(Data records)
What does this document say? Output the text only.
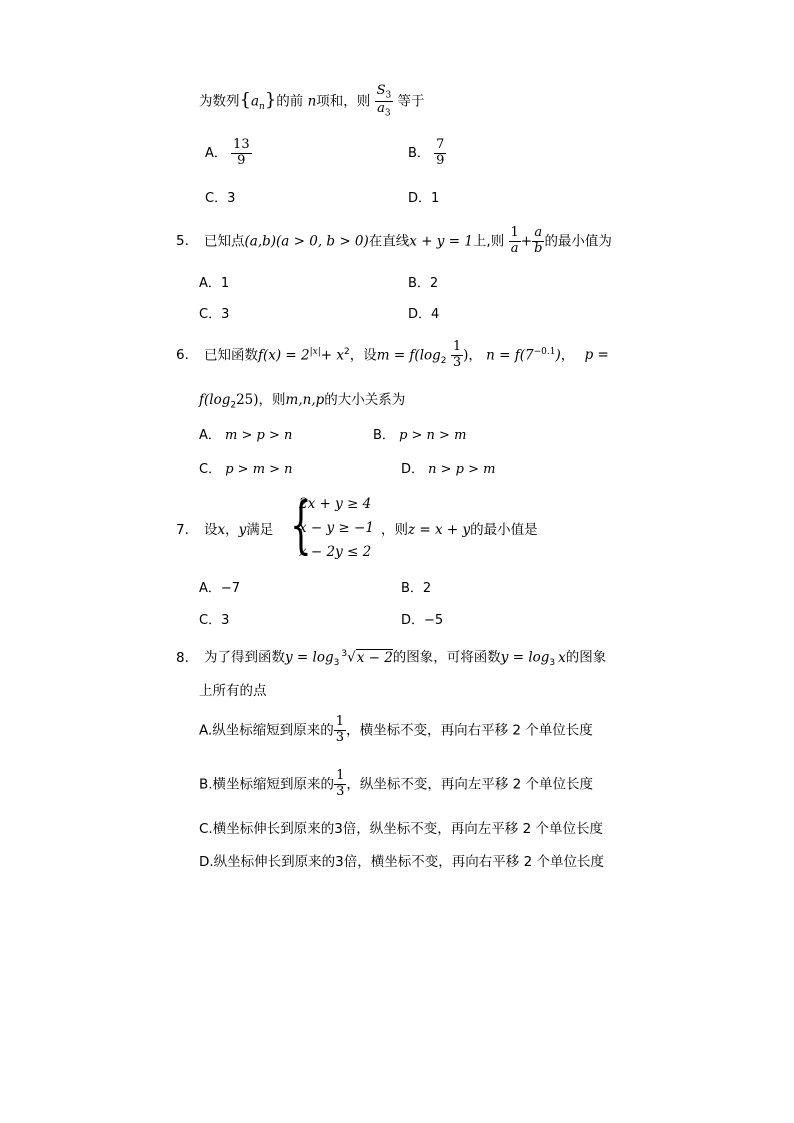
为数列$\{a_n\}$的前 n项和，则 $\frac{S_3}{a_3}$ 等于
A． $\frac{13}{9}$	B． $\frac{7}{9}$
C．3	D．1
5. 已知点(a,b)(a > 0, b > 0)在直线x + y = 1上,则 $\frac{1}{a} + \frac{a}{b}$ 的最小值为
A．1	B．2
C．3	D．4
6. 已知函数$f(x) = 2^{|x|}+ x^2$，设$m = f(\log_2 \frac{1}{3}$ )， $n = f(7^{-0.1})$， p =
$f(\log_225)$，则m,n,p的大小关系为
A． m > p > n	B． p > n > m
C． p > m > n	D． n > p > m
7. 设x，y满足 {
2x + y ≥ 4
x − y ≥ −1
x − 2y ≤ 2
，则z = x + y的最小值是
A．−7	B．2
C．3	D．−5
8. 为了得到函数$y = \log_3^3√x - 2$的图象，可将函数$y = \log_3 x$的图象
上所有的点
A.纵坐标缩短到原来的 $\frac{1}{3}$ ，横坐标不变，再向右平移 2 个单位长度
B.横坐标缩短到原来的 $\frac{1}{3}$ ，纵坐标不变，再向左平移 2 个单位长度
C.横坐标伸长到原来的3倍，纵坐标不变，再向左平移 2 个单位长度
D.纵坐标伸长到原来的3倍，横坐标不变，再向右平移 2 个单位长度
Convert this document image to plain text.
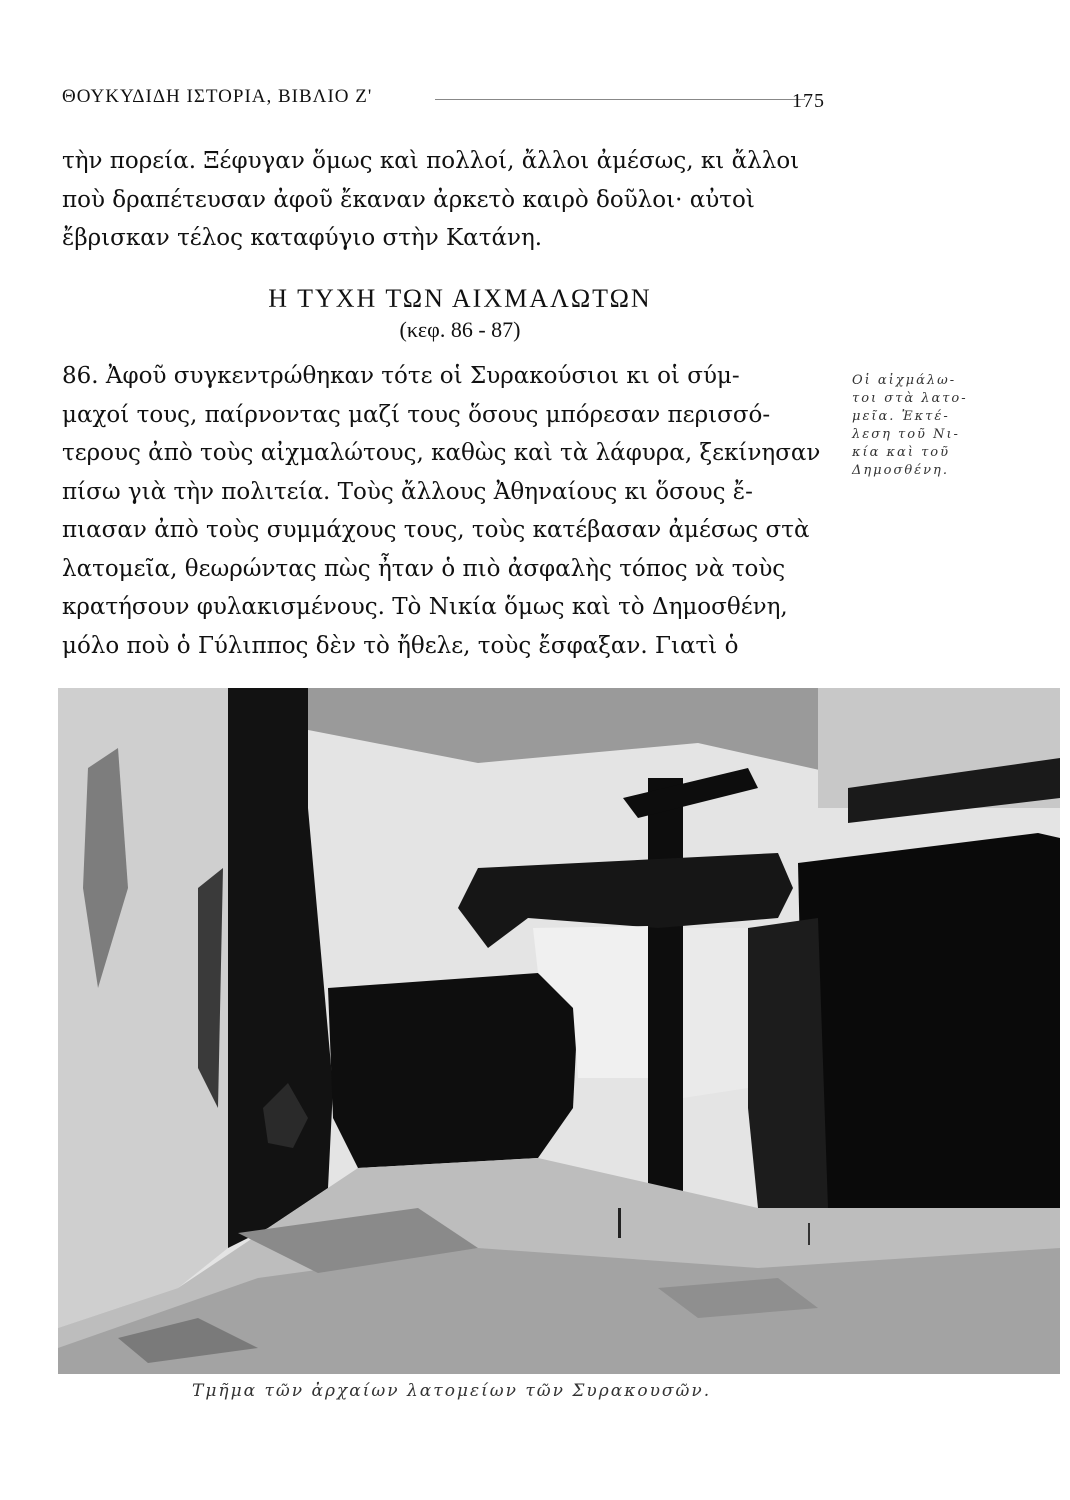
ΘΟΥΚΥΔΙΔΗ ΙΣΤΟΡΙΑ, ΒΙΒΛΙΟ Ζ'	175
τὴν πορεία. Ξέφυγαν ὅμως καὶ πολλοί, ἄλλοι ἀμέσως, κι ἄλλοι
ποὺ δραπέτευσαν ἀφοῦ ἔκαναν ἀρκετὸ καιρὸ δοῦλοι· αὐτοὶ
ἔβρισκαν τέλος καταφύγιο στὴν Κατάνη.
Η ΤΥΧΗ ΤΩΝ ΑΙΧΜΑΛΩΤΩΝ
(κεφ. 86 - 87)
86. Ἀφοῦ συγκεντρώθηκαν τότε οἱ Συρακούσιοι κι οἱ σύμ-
μαχοί τους, παίρνοντας μαζί τους ὅσους μπόρεσαν περισσό-
τερους ἀπὸ τοὺς αἰχμαλώτους, καθὼς καὶ τὰ λάφυρα, ξεκίνησαν
πίσω γιὰ τὴν πολιτεία. Τοὺς ἄλλους Ἀθηναίους κι ὅσους ἔ-
πιασαν ἀπὸ τοὺς συμμάχους τους, τοὺς κατέβασαν ἀμέσως στὰ
λατομεῖα, θεωρώντας πὼς ἦταν ὁ πιὸ ἀσφαλὴς τόπος νὰ τοὺς
κρατήσουν φυλακισμένους. Τὸ Νικία ὅμως καὶ τὸ Δημοσθένη,
μόλο ποὺ ὁ Γύλιππος δὲν τὸ ἤθελε, τοὺς ἔσφαξαν. Γιατὶ ὁ
Οἱ αἰχμάλω-
τοι στὰ λατο-
μεῖα. Ἐκτέ-
λεση τοῦ Νι-
κία καὶ τοῦ
Δημοσθένη.
Τμῆμα τῶν ἀρχαίων λατομείων τῶν Συρακουσῶν.
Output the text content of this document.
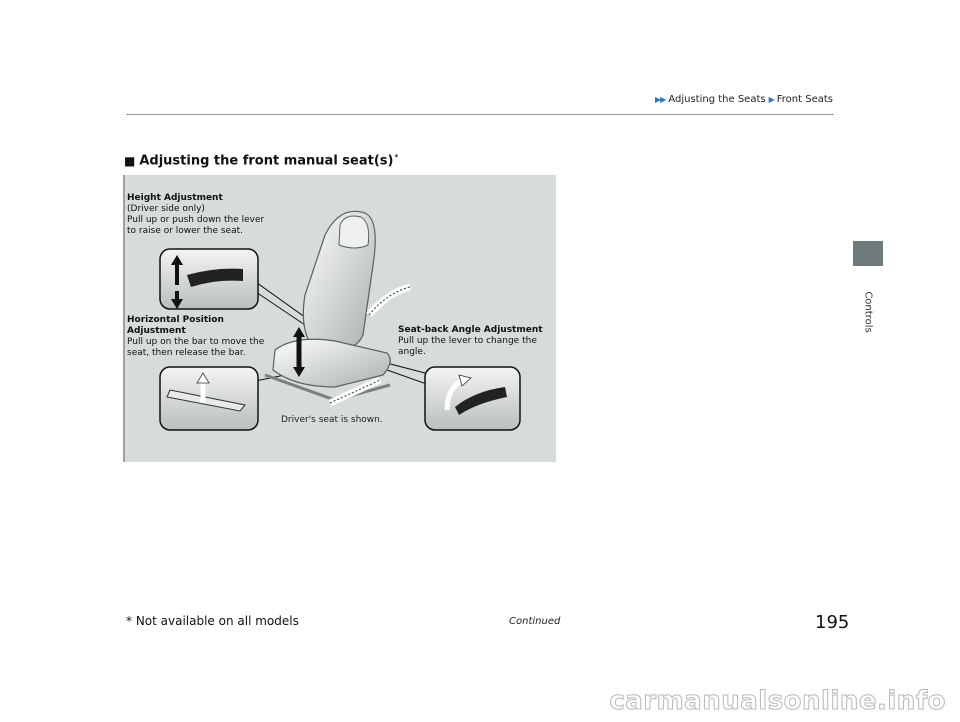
▶▶ Adjusting the Seats ▶ Front Seats
Controls
■ Adjusting the front manual seat(s)*
Height Adjustment
(Driver side only)
Pull up or push down the lever
to raise or lower the seat.
Horizontal Position
Adjustment
Pull up on the bar to move the
seat, then release the bar.
Seat-back Angle Adjustment
Pull up the lever to change the
angle.
Driver's seat is shown.
Continued	195
* Not available on all models
carmanualsonline.info
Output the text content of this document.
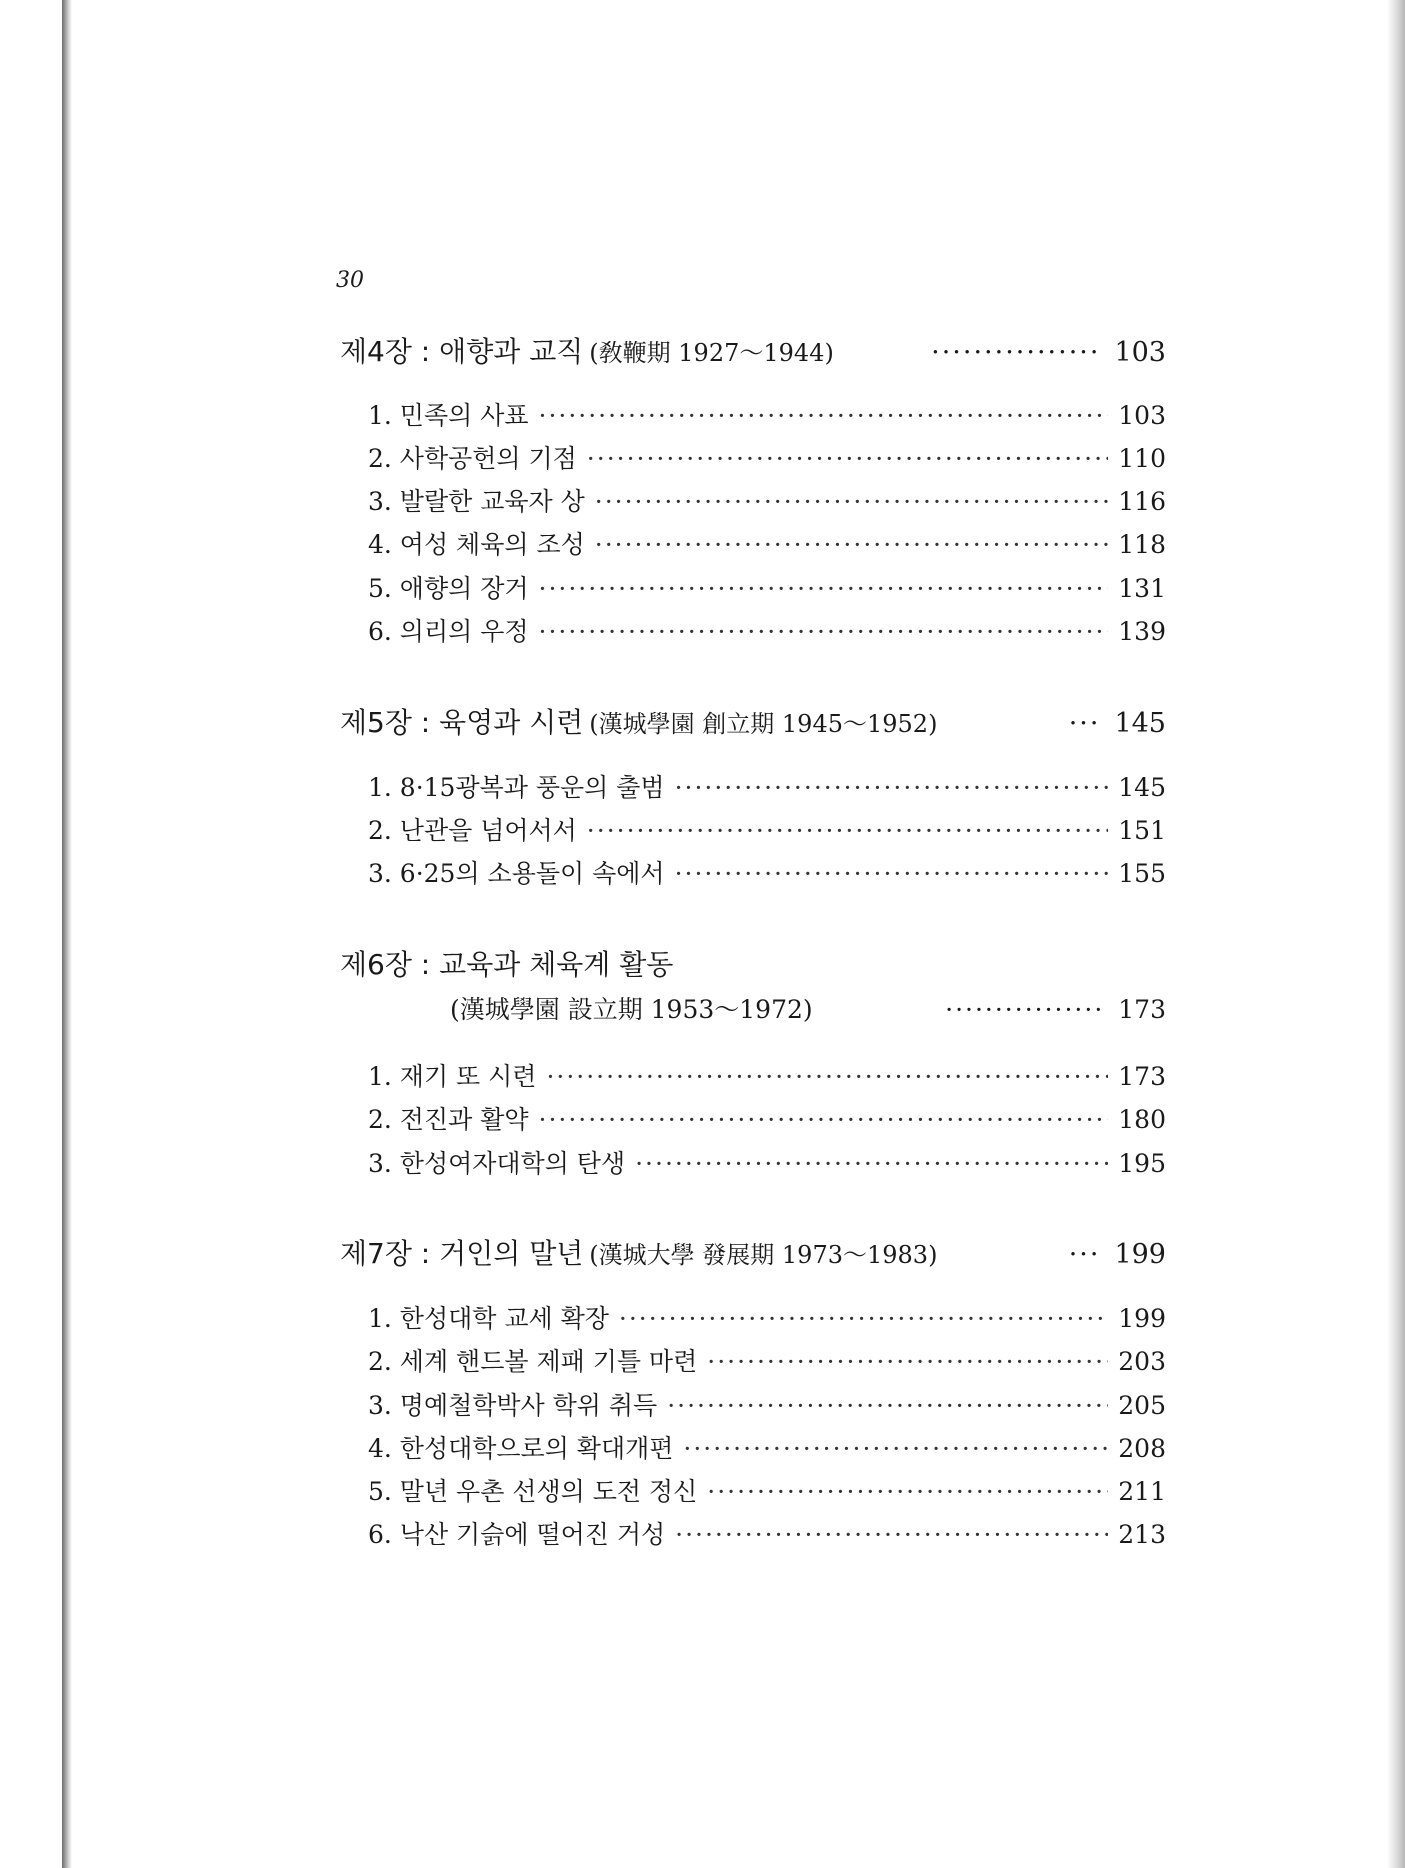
30
제4장 : 애향과 교직 (敎鞭期 1927～1944)	················ 103
1. 민족의 사표 ·····	103
2. 사학공헌의 기점 ·····	110
3. 발랄한 교육자 상 ·····	116
4. 여성 체육의 조성 ·····	118
5. 애향의 장거 ·····	131
6. 의리의 우정 ·····	139
제5장 : 육영과 시련 (漢城學園 創立期 1945～1952)	··· 145
1. 8·15광복과 풍운의 출범 ·····	145
2. 난관을 넘어서서 ·····	151
3. 6·25의 소용돌이 속에서 ·····	155
제6장 : 교육과 체육계 활동
(漢城學園 設立期 1953～1972)	················ 173
1. 재기 또 시련 ·····	173
2. 전진과 활약 ·····	180
3. 한성여자대학의 탄생 ·····	195
제7장 : 거인의 말년 (漢城大學 發展期 1973～1983)	··· 199
1. 한성대학 교세 확장 ·····	199
2. 세계 핸드볼 제패 기틀 마련 ·····	203
3. 명예철학박사 학위 취득 ·····	205
4. 한성대학으로의 확대개편 ·····	208
5. 말년 우촌 선생의 도전 정신 ·····	211
6. 낙산 기슭에 떨어진 거성 ·····	213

Set problem:
Return each line of the data, keeping its wording exact and omitting pictures.

Written solution:
What does this document say? Output the text only.
为数列$\{a_n\}$的前 n项和，则 $\frac{S_3}{a_3}$ 等于
A． $\frac{13}{9}$	B． $\frac{7}{9}$
C．3	D．1
5. 已知点(a,b)(a > 0, b > 0)在直线x + y = 1上,则 $\frac{1}{a} + \frac{a}{b}$ 的最小值为
A．1	B．2
C．3	D．4
6. 已知函数$f(x) = 2^{|x|}+ x^2$，设$m = f(\log_2 \frac{1}{3}$ )， $n = f(7^{-0.1})$， p =
$f(\log_225)$，则m,n,p的大小关系为
A． m > p > n	B． p > n > m
C． p > m > n	D． n > p > m
7. 设x，y满足 {
2x + y ≥ 4
x − y ≥ −1
x − 2y ≤ 2
，则z = x + y的最小值是
A．−7	B．2
C．3	D．−5
8. 为了得到函数$y = \log_3^3√x - 2$的图象，可将函数$y = \log_3 x$的图象
上所有的点
A.纵坐标缩短到原来的 $\frac{1}{3}$ ，横坐标不变，再向右平移 2 个单位长度
B.横坐标缩短到原来的 $\frac{1}{3}$ ，纵坐标不变，再向左平移 2 个单位长度
C.横坐标伸长到原来的3倍，纵坐标不变，再向左平移 2 个单位长度
D.纵坐标伸长到原来的3倍，横坐标不变，再向右平移 2 个单位长度
Convert this document image to plain text.
ΘΟΥΚΥΔΙΔΗ ΙΣΤΟΡΙΑ, ΒΙΒΛΙΟ Ζ'	175
τὴν πορεία. Ξέφυγαν ὅμως καὶ πολλοί, ἄλλοι ἀμέσως, κι ἄλλοι
ποὺ δραπέτευσαν ἀφοῦ ἔκαναν ἀρκετὸ καιρὸ δοῦλοι· αὐτοὶ
ἔβρισκαν τέλος καταφύγιο στὴν Κατάνη.
Η ΤΥΧΗ ΤΩΝ ΑΙΧΜΑΛΩΤΩΝ
(κεφ. 86 - 87)
86. Ἀφοῦ συγκεντρώθηκαν τότε οἱ Συρακούσιοι κι οἱ σύμ-
μαχοί τους, παίρνοντας μαζί τους ὅσους μπόρεσαν περισσό-
τερους ἀπὸ τοὺς αἰχμαλώτους, καθὼς καὶ τὰ λάφυρα, ξεκίνησαν
πίσω γιὰ τὴν πολιτεία. Τοὺς ἄλλους Ἀθηναίους κι ὅσους ἔ-
πιασαν ἀπὸ τοὺς συμμάχους τους, τοὺς κατέβασαν ἀμέσως στὰ
λατομεῖα, θεωρώντας πὼς ἦταν ὁ πιὸ ἀσφαλὴς τόπος νὰ τοὺς
κρατήσουν φυλακισμένους. Τὸ Νικία ὅμως καὶ τὸ Δημοσθένη,
μόλο ποὺ ὁ Γύλιππος δὲν τὸ ἤθελε, τοὺς ἔσφαξαν. Γιατὶ ὁ
Οἱ αἰχμάλω-
τοι στὰ λατο-
μεῖα. Ἐκτέ-
λεση τοῦ Νι-
κία καὶ τοῦ
Δημοσθένη.
Τμῆμα τῶν ἀρχαίων λατομείων τῶν Συρακουσῶν.
Output the text content of this document.
▶▶ Adjusting the Seats ▶ Front Seats
Controls
■ Adjusting the front manual seat(s)*
Height Adjustment
(Driver side only)
Pull up or push down the lever
to raise or lower the seat.
Horizontal Position
Adjustment
Pull up on the bar to move the
seat, then release the bar.
Seat-back Angle Adjustment
Pull up the lever to change the
angle.
Driver's seat is shown.
Continued	195
* Not available on all models
carmanualsonline.info
Output the text content of this document.
30
제4장 : 애향과 교직 (敎鞭期 1927～1944)	················ 103
1. 민족의 사표 ·····	103
2. 사학공헌의 기점 ·····	110
3. 발랄한 교육자 상 ·····	116
4. 여성 체육의 조성 ·····	118
5. 애향의 장거 ·····	131
6. 의리의 우정 ·····	139
제5장 : 육영과 시련 (漢城學園 創立期 1945～1952)	··· 145
1. 8·15광복과 풍운의 출범 ·····	145
2. 난관을 넘어서서 ·····	151
3. 6·25의 소용돌이 속에서 ·····	155
제6장 : 교육과 체육계 활동
(漢城學園 設立期 1953～1972)	················ 173
1. 재기 또 시련 ·····	173
2. 전진과 활약 ·····	180
3. 한성여자대학의 탄생 ·····	195
제7장 : 거인의 말년 (漢城大學 發展期 1973～1983)	··· 199
1. 한성대학 교세 확장 ·····	199
2. 세계 핸드볼 제패 기틀 마련 ·····	203
3. 명예철학박사 학위 취득 ·····	205
4. 한성대학으로의 확대개편 ·····	208
5. 말년 우촌 선생의 도전 정신 ·····	211
6. 낙산 기슭에 떨어진 거성 ·····	213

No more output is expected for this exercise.